→ RECORDS FOR PROCESSING
== == ==

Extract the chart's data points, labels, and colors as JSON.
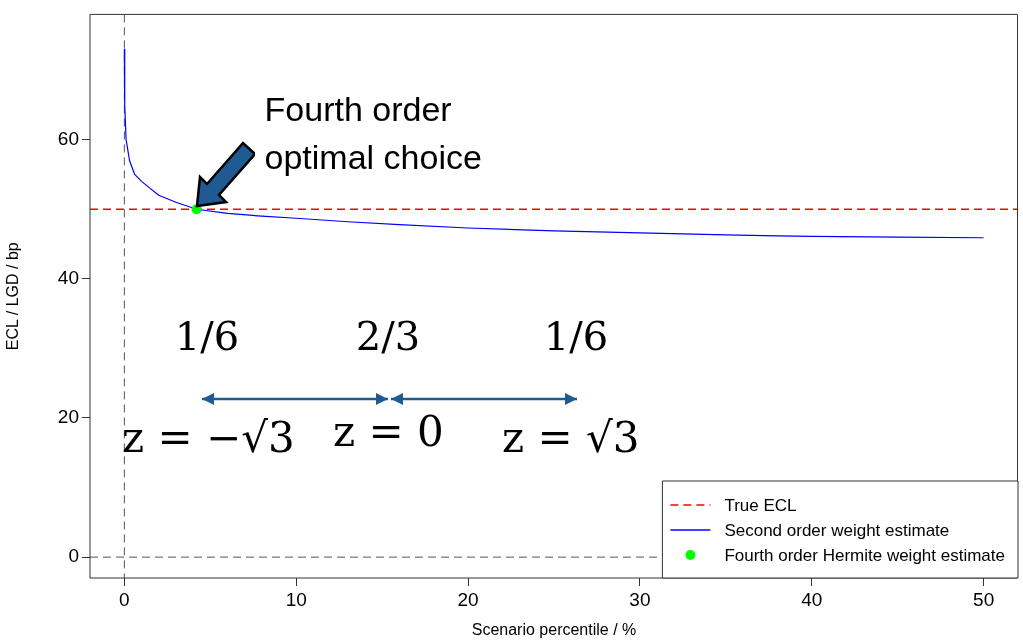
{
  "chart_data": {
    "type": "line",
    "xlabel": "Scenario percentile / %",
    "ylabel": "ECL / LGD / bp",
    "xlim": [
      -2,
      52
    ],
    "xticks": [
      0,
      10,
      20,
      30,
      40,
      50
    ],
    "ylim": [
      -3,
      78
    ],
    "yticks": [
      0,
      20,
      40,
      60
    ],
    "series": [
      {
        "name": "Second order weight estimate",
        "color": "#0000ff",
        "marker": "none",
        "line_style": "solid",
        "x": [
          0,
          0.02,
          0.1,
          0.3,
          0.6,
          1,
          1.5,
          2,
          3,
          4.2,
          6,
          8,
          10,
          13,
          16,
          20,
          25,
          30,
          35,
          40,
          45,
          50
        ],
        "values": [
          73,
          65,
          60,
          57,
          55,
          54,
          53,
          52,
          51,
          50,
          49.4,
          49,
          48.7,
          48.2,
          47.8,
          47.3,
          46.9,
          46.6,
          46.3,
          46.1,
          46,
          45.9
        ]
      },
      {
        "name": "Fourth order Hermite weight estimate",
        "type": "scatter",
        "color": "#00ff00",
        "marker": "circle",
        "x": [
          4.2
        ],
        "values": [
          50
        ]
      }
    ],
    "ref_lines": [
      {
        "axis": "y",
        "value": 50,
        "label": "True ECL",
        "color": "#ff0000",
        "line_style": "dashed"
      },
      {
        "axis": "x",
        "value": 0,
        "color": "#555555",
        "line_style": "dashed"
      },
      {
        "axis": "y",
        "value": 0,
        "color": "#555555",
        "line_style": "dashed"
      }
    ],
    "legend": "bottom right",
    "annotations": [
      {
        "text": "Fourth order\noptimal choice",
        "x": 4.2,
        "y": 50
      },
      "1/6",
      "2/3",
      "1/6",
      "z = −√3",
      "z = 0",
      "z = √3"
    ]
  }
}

== == ==

→ THE PROBLEM
Select and copy every line of the material that holds the string "name".

→ RESPONSE
        "name": "Second order weight estimate",
        "name": "Fourth order Hermite weight estimate",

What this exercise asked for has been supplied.